GOAL A:
Rewrite the entries from their first line through the line with "4, 771, 20]", replacing "background-separator" with "divider" and leaving everything else unchanged.

GIVEN TEXT:
This is Kotoka’s first defense of the Open the Brave Gate Championship. It’s also the second time that Eita has challenged for the title this year, with his first coming against Akira Tozawa at Kobe World in a match he ultimately ended up losing.

Nothing about this was pretty. Not Kotoka’s dumb red hair, Eita’s absurdly bright pants, or the actual wrestling aspect of this match. None of it was good. Eita has shown signs of greatness many times throughout his years in Dragon Gate, while Kotoka is still struggling to be good on a consistent basis. These two never seemed to click. Part of me wants to blame that on Kotoka because he is far less talented than Eita, but there’s also a chance that these two just don’t have good chemistry together. Whatever the case maybe, this was not a good way to kick off Kotoka’s Brave Gate run.

The finish was the worst part of this match, as referee Mr. Nakagawa paused at 2.99 before finally counting the three. It’s clear that the finish, which was Kotoka stomping Eita’s face in from the heavens, was not the planned finish. This was not pretty. **¼

Open the Twin Gate Championship
YAMATO & Naruki Doi (c)  vs. Gamma & Punch Tominaga

This is YAMADoi’s 8th defense of the Twin Gate Championship, which adds to their record for most defenses. The previous record was six, set by Don Fujii & Masaaki Mochizuki in 2012.

No tweet has ever summed up the duo of YAMATO and silver hair Naruki Doi so well.

Gamma is coming off of his dreadful match with Shingo Takagi at the beginning of the month. Punch is just trying not to be killed in this match. It’s clear that YAMATO and Doi don’t take him as a threat, and why should they? There’s a fun submission sequence between YAMATO and Punch towards the finishing stretch, but at no point did I ever feel that YAMADoi was in danger of losing their gold. Perhaps that was the point of the match. Gamma is older and less skilled than the champions and Punch is clearly positioned as one of the weaker members of the roster. Still, I hate seeing a title match be nothing more than an extended squash. Another match that can be chalked up as “nothing special”. ***¼

Open the Triangle Gate Championship
Akira Tozawa, Masato Yoshino, & T-Hawk (c)  vs. Masaaki Mochizuki, Dragon Kid, & Big R Shimizu vs. Cyber Kong, Mondai Ryu, & Naoki Tanizaki vs. Ryo Saito, Jimmy Susumu, & Genki Horiguchi

This is the Monster Express trio’s first defense of the Triangle Gate Championship.

This is a LONG match. It ends up going just over 26 minutes and really, that’s just way too long. There’s nothing worth seeing in the 15 minutes of this match. Ryu was bullied by the three opposing sides with brutal strikes, there was a dive train, and I found it hard to be invested in the match because everyone seemed to be going through the motions. Once the Dia Hearts team was eliminated, the pace picked up and things become a little more exciting. The VerzerK trio being gone soon after helped the pace quicken once again.

The final few minutes with Monster Express and The Jimmyz battling was excellent, but it’s a case of too little, too late, as the prior 24 minutes were a bore. This was close to being really good, but it ended up being way too long to recommend. ***½

Open the Dream Gate Championship
Shingo Takagi (c)  vs. CIMA

This is Takagi’s third defense of the Dream Gate Championship. His 12/3 match against Gamma has not been counted as a title defense due to the inconclusive finish.

TASK INPUT:
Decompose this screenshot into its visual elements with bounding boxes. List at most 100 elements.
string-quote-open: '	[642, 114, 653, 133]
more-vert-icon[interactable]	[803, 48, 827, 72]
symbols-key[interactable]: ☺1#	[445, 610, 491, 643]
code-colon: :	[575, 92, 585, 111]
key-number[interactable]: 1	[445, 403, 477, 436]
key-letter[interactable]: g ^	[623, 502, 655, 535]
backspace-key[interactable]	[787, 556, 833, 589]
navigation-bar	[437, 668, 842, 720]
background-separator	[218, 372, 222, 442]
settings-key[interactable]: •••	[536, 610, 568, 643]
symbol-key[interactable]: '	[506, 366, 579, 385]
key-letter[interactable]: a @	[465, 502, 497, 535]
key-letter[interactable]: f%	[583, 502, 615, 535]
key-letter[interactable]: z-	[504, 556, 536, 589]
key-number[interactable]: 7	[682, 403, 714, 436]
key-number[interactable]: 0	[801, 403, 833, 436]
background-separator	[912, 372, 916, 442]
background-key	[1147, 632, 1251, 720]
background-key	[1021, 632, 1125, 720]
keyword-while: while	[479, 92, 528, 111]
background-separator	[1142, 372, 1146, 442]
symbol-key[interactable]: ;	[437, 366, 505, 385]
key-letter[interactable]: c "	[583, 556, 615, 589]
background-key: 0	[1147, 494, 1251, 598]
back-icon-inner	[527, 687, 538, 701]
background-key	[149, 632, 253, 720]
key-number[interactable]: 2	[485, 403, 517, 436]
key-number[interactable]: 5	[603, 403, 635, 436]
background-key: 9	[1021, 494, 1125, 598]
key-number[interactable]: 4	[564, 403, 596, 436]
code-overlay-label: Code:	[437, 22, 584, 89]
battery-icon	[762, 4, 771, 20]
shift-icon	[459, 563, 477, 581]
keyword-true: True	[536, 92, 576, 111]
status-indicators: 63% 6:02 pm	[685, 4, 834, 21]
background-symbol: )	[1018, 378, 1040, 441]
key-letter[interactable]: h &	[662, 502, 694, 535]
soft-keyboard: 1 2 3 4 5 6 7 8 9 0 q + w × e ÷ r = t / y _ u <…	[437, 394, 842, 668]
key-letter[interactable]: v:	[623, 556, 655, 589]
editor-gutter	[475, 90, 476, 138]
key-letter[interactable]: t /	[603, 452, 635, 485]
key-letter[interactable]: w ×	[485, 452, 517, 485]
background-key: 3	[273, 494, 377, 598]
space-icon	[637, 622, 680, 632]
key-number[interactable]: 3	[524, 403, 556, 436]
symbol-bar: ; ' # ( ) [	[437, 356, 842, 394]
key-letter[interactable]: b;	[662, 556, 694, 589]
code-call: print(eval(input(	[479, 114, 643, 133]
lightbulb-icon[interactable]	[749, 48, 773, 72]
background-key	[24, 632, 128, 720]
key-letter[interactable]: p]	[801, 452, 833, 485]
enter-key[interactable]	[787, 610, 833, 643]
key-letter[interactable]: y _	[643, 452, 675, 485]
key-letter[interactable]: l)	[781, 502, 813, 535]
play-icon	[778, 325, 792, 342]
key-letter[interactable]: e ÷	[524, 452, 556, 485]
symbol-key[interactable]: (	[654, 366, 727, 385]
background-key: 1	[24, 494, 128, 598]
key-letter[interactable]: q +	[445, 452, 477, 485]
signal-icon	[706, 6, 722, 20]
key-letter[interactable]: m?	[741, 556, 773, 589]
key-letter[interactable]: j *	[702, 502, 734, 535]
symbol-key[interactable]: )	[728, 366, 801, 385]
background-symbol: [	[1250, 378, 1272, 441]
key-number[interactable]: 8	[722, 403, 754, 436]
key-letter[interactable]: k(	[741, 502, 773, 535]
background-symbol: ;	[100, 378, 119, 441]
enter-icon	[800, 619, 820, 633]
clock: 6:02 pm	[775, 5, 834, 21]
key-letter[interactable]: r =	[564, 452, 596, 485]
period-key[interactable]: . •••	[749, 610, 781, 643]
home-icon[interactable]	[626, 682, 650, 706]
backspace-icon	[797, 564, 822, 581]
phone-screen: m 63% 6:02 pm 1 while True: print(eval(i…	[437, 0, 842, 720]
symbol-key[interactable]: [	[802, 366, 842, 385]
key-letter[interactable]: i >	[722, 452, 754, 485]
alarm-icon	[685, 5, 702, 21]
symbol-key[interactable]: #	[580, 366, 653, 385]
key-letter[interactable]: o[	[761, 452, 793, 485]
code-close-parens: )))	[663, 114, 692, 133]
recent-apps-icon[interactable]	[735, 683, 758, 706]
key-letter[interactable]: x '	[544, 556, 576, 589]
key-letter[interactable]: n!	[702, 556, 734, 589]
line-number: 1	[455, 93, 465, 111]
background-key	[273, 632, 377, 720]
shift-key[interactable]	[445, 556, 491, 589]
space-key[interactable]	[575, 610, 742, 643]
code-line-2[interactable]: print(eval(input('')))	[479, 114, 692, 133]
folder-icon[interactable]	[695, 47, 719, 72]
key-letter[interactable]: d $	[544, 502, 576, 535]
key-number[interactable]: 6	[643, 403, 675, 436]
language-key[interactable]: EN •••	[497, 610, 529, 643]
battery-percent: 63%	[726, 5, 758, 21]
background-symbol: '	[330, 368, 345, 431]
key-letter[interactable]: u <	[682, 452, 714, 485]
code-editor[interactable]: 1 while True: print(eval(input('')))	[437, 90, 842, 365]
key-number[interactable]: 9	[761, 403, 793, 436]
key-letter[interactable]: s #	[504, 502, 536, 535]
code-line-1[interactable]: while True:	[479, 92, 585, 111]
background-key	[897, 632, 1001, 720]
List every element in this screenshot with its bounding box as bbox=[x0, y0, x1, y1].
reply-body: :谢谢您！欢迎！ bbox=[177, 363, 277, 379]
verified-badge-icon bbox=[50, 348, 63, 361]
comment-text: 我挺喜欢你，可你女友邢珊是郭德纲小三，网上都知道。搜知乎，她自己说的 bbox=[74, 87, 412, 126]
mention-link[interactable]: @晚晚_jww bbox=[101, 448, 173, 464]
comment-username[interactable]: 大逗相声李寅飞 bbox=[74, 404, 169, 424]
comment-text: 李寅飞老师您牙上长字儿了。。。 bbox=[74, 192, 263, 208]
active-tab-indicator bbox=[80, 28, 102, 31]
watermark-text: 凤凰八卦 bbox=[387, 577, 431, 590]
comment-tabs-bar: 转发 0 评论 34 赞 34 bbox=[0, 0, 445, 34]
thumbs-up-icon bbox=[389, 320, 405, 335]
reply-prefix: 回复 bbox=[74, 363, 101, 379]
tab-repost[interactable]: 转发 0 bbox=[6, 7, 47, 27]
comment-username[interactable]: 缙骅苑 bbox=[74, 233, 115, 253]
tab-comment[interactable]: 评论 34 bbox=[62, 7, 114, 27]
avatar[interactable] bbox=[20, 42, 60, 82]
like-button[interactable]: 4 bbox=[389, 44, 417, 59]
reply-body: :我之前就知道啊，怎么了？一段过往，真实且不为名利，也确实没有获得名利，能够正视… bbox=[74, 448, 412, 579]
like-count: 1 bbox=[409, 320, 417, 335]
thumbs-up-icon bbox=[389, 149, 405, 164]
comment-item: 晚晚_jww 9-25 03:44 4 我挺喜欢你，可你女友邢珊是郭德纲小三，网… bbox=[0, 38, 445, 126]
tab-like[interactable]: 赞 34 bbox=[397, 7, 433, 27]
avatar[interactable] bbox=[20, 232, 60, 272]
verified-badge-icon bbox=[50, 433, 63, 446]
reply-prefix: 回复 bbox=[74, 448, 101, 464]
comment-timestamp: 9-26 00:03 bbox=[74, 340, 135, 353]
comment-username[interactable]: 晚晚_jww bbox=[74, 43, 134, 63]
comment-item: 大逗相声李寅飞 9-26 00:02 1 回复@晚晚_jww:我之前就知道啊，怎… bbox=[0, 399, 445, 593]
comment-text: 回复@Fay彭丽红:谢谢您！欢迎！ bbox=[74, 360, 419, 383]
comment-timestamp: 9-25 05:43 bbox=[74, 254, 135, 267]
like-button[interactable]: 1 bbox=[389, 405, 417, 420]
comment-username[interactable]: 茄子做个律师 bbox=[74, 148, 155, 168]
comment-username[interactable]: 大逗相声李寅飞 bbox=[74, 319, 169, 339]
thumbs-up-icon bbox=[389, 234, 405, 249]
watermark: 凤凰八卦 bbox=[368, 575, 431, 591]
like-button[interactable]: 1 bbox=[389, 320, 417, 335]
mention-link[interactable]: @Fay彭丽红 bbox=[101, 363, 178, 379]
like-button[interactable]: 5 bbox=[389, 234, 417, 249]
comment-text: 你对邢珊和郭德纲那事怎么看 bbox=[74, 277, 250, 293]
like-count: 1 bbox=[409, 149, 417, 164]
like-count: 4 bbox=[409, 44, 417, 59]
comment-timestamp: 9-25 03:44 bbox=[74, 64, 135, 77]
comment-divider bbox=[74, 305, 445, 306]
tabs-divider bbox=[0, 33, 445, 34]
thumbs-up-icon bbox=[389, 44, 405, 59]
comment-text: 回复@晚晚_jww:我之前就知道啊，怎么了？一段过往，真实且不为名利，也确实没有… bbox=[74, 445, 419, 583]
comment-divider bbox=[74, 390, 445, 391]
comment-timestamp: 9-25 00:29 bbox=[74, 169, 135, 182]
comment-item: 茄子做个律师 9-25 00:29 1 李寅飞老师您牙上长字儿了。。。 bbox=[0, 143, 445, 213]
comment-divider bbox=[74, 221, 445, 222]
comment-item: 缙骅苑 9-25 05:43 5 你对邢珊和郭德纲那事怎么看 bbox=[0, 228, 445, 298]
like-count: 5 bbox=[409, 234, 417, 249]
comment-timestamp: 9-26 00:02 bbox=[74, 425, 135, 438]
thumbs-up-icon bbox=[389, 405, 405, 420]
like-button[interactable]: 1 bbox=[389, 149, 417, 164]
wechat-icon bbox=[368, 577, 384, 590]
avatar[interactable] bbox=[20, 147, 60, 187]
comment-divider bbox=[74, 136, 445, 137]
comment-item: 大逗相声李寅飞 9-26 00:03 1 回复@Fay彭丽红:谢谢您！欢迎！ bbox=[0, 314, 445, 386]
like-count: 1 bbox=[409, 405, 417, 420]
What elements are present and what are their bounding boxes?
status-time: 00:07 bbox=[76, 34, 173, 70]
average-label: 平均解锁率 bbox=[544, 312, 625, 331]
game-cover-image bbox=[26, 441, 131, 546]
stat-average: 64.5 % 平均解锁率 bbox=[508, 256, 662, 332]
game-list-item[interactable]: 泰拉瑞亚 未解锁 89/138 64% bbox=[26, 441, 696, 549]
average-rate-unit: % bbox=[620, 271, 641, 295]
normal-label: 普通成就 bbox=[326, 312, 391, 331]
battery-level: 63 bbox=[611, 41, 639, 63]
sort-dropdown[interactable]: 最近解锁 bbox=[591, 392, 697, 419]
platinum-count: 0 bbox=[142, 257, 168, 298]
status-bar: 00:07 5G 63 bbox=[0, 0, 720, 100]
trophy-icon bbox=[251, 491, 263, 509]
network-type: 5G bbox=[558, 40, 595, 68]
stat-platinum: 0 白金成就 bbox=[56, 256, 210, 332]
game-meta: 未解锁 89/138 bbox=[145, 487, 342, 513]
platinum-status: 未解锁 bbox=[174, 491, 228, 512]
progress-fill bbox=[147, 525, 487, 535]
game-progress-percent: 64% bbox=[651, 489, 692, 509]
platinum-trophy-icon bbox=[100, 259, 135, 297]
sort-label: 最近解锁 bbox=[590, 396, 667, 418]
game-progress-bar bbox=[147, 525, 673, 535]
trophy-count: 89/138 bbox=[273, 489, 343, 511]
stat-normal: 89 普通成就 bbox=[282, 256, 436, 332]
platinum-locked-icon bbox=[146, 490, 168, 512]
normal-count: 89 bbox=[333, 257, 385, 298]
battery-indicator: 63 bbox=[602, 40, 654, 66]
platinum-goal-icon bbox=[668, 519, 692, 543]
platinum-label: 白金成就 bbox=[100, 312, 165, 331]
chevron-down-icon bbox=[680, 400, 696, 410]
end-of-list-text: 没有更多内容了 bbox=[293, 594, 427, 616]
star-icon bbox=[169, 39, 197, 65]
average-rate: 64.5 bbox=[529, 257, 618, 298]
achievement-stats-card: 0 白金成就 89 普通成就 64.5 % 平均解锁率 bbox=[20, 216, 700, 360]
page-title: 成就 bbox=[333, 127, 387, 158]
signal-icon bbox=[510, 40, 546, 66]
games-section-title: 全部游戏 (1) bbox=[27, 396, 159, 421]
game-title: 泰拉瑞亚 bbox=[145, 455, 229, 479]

GOAL B:
According to the wrestling review, who set the previous record for most defenses of the Twin Gate Championship?

EXPECTED ANSWER A:
Decompose this screenshot into its visual elements with bounding boxes. List at most 100 elements.
string-quote-open: '	[642, 114, 653, 133]
more-vert-icon[interactable]	[803, 48, 827, 72]
symbols-key[interactable]: ☺1#	[445, 610, 491, 643]
code-colon: :	[575, 92, 585, 111]
key-number[interactable]: 1	[445, 403, 477, 436]
key-letter[interactable]: g ^	[623, 502, 655, 535]
backspace-key[interactable]	[787, 556, 833, 589]
navigation-bar	[437, 668, 842, 720]
divider	[218, 372, 222, 442]
settings-key[interactable]: •••	[536, 610, 568, 643]
symbol-key[interactable]: '	[506, 366, 579, 385]
key-letter[interactable]: a @	[465, 502, 497, 535]
key-letter[interactable]: f%	[583, 502, 615, 535]
key-letter[interactable]: z-	[504, 556, 536, 589]
key-number[interactable]: 7	[682, 403, 714, 436]
key-number[interactable]: 0	[801, 403, 833, 436]
divider	[912, 372, 916, 442]
background-key	[1147, 632, 1251, 720]
background-key	[1021, 632, 1125, 720]
keyword-while: while	[479, 92, 528, 111]
divider	[1142, 372, 1146, 442]
symbol-key[interactable]: ;	[437, 366, 505, 385]
key-letter[interactable]: c "	[583, 556, 615, 589]
background-key: 0	[1147, 494, 1251, 598]
back-icon-inner	[527, 687, 538, 701]
background-key	[149, 632, 253, 720]
key-number[interactable]: 2	[485, 403, 517, 436]
key-number[interactable]: 5	[603, 403, 635, 436]
background-key: 9	[1021, 494, 1125, 598]
key-number[interactable]: 4	[564, 403, 596, 436]
code-overlay-label: Code:	[437, 22, 584, 89]
battery-icon	[762, 4, 771, 20]

EXPECTED ANSWER B:
Don Fujii and Masaaki Mochizuki set it in 2012, with six defenses.